[Actions demandées]
(1) Selon le récit de course, quelle position occupe la personne qui raconte en arrivant au ravitaillement de Butoniga ?
(2) Recopiez le passage du récit de course qui commence à « En haut, pile » et se termine à « touché et éprouvé. ».

[Texte du document]

###

Les kilomètres défilent, mon état s’améliore doucement, seule la chaleur reste, ce qui me ralentit. La gestion de l’eau devient alors tout de suite très importante. Le prochain ravitaillement se trouve encore à plus de 10km, il faut se rationner. Heureusement, au 50ème km, on trouve un ruisseau que l’on traverse, qui permet de mouiller la casquette et de se rafraîchir comme il faut. En fait, on le longe sur 2km, et on le croise 6 ou 7 fois d’affilé. Je rattrape également mon ami anglais Ryan Fraser qui m’avait distancé quelques kilomètres plus tôt. On quitte ensuite le fond de vallée pour une montée de 280D+. Celle-ci est plus ou moins ombragée. J’apprécie à ce moment de la course les parties montantes, où la marche avec bâtons bâton est nécessaire, car la faible allure permet de se reposer nerveusement, mais en pouvant cependant conserver un certain rythme. Je ne me sens pas trop mal de nouveau, et je me détache de Ryan.

En haut, pile en rentrant dans le village de Vrh (si quelqu’un sait comment cela se prononce ?!), on tombe sur une fontaine. Une bénédiction à cet instant. Pas le temps d’y camper non plus, il reste encore 5km avant Butoniga, prochain point de ravitaillement. Commence alors une descente de 340D-, pas super raide, mais toujours avec une certaine technicité. Il faut encore trouver et choisir où poser les pieds. Une dernière petite bosse de 100D+ qui nous mène à Šćulci puis c’est la dernière descente, 100D- principalement sur la route. Je vois enfin le ravitaillement, au bout de la digue, 600m plus loin. Tout en admirant le lac Butoniga sur ma droite, je tente de remettre un peu de rythme dans ma foulée. J’y parviens difficilement, la dernière section m’a particulièrement touché et éprouvé.

Bien que mal en point à mon arrivée ici, je suis cependant en 16ème position. Peut-être est-ce justement la raison de mon état, j’ai trop poussé la machine. Quoiqu’il en soit, je me rue sur les robinets d’eau pour m’asperger le visage, la nuque et boire abondamment. Je dois refroidir mon corps le plus possible, par tous les moyens que j’ai à disposition. Anaëlle est ici, bien qu’elle ne soit pas autorisée à m’assister. Elle m’encourage cependant, et c’est toujours bien de voir quelqu’un de familier dans les moments difficiles comme celui-ci. Je bois beaucoup, je mange ce que je peux et je repars en direction de Livade, prochain point de ravitaillement 15km plus loin, et avec l’assistance autorisée cette fois.


Une fois encore mes tendons d’Achille me font souffrir au départ. Je repars avec un petit groupe de coureurs mais qui me distance rapidement car je ne peux pas vraiment courir. 2km de plat pour commencer cette section, en longeant un canal, puis une belle bosse de 380D+ pour monter au village de Zamásk. A ce moment-là, il fait chaud ; à vrai dire je n’ai même plus vraiment de souvenir de cette montée. Je me souviens qu’une partie est effectuée sur la route, longée par des oliviers.

###

[Enregistrements de l'emplacement des éléments]
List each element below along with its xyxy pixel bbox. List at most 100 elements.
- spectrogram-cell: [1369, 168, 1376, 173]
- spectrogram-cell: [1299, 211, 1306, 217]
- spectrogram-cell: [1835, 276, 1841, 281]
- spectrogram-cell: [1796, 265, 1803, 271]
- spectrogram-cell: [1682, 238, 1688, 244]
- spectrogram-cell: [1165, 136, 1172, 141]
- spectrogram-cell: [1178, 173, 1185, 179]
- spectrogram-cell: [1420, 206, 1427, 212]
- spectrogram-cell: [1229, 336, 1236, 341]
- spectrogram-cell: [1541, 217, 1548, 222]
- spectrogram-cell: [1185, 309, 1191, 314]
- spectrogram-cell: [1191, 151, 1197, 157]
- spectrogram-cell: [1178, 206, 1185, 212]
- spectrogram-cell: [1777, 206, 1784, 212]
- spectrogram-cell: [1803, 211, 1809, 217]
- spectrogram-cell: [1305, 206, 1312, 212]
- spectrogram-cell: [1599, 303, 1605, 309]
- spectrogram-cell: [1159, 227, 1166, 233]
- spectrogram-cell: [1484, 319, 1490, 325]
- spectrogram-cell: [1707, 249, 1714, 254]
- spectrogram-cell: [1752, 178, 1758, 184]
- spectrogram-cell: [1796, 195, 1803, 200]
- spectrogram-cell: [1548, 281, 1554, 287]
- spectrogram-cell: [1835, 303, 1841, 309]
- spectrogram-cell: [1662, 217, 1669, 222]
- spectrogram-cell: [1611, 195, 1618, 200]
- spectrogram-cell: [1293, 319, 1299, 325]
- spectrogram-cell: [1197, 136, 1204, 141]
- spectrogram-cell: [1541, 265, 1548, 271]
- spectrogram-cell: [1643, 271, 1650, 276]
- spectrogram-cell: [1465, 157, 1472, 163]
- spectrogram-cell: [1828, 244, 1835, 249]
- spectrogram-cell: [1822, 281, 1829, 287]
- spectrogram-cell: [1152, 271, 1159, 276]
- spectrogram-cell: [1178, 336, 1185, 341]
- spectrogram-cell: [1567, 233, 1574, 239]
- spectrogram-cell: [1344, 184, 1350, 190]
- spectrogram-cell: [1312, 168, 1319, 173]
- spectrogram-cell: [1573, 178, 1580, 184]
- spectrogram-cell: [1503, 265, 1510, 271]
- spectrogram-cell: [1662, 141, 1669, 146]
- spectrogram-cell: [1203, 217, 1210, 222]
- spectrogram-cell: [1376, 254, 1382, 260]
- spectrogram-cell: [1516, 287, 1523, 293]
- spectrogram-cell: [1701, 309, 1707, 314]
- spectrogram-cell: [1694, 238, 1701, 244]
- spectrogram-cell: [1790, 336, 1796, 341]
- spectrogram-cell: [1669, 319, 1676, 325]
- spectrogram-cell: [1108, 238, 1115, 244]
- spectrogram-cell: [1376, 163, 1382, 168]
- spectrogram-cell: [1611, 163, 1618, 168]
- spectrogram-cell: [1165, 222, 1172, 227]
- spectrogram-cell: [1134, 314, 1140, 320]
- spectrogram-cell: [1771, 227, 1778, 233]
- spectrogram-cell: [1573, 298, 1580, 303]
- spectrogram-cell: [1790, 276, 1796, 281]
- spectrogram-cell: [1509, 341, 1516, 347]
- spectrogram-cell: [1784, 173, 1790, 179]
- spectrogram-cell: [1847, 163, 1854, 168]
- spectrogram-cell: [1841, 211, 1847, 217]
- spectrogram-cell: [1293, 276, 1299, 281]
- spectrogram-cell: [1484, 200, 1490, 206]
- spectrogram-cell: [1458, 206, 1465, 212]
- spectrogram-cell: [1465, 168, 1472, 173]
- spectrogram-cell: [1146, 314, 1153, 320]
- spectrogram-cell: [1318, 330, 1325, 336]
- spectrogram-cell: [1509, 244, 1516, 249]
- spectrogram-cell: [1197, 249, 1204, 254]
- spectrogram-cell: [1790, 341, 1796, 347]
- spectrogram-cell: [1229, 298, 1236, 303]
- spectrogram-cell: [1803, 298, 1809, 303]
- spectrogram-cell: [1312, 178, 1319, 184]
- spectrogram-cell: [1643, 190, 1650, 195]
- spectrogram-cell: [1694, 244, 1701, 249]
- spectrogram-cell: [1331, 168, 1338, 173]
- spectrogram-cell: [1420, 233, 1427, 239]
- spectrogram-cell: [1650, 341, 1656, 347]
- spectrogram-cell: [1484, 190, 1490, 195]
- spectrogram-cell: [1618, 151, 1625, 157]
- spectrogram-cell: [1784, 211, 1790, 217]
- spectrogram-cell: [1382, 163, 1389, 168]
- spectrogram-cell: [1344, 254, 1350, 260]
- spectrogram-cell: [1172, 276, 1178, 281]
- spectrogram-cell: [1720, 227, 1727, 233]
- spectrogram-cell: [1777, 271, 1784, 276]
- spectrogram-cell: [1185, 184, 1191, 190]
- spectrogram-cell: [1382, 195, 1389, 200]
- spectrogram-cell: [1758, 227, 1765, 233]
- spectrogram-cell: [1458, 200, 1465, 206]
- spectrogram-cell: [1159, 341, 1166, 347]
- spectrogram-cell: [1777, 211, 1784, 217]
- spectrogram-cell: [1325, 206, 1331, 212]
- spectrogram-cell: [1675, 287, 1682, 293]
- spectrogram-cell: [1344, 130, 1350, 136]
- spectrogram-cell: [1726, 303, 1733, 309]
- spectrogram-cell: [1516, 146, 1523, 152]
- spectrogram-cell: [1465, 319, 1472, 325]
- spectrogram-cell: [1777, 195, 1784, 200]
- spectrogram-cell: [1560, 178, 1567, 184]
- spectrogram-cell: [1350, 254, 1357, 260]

###

[Réponses par tâche]
(1) La 16ème position.

(2)
En haut, pile en rentrant dans le village de Vrh (si quelqu’un sait comment cela se prononce ?!), on tombe sur une fontaine. Une bénédiction à cet instant. Pas le temps d’y camper non plus, il reste encore 5km avant Butoniga, prochain point de ravitaillement. Commence alors une descente de 340D-, pas super raide, mais toujours avec une certaine technicité. Il faut encore trouver et choisir où poser les pieds. Une dernière petite bosse de 100D+ qui nous mène à Šćulci puis c’est la dernière descente, 100D- principalement sur la route. Je vois enfin le ravitaillement, au bout de la digue, 600m plus loin. Tout en admirant le lac Butoniga sur ma droite, je tente de remettre un peu de rythme dans ma foulée. J’y parviens difficilement, la dernière section m’a particulièrement touché et éprouvé.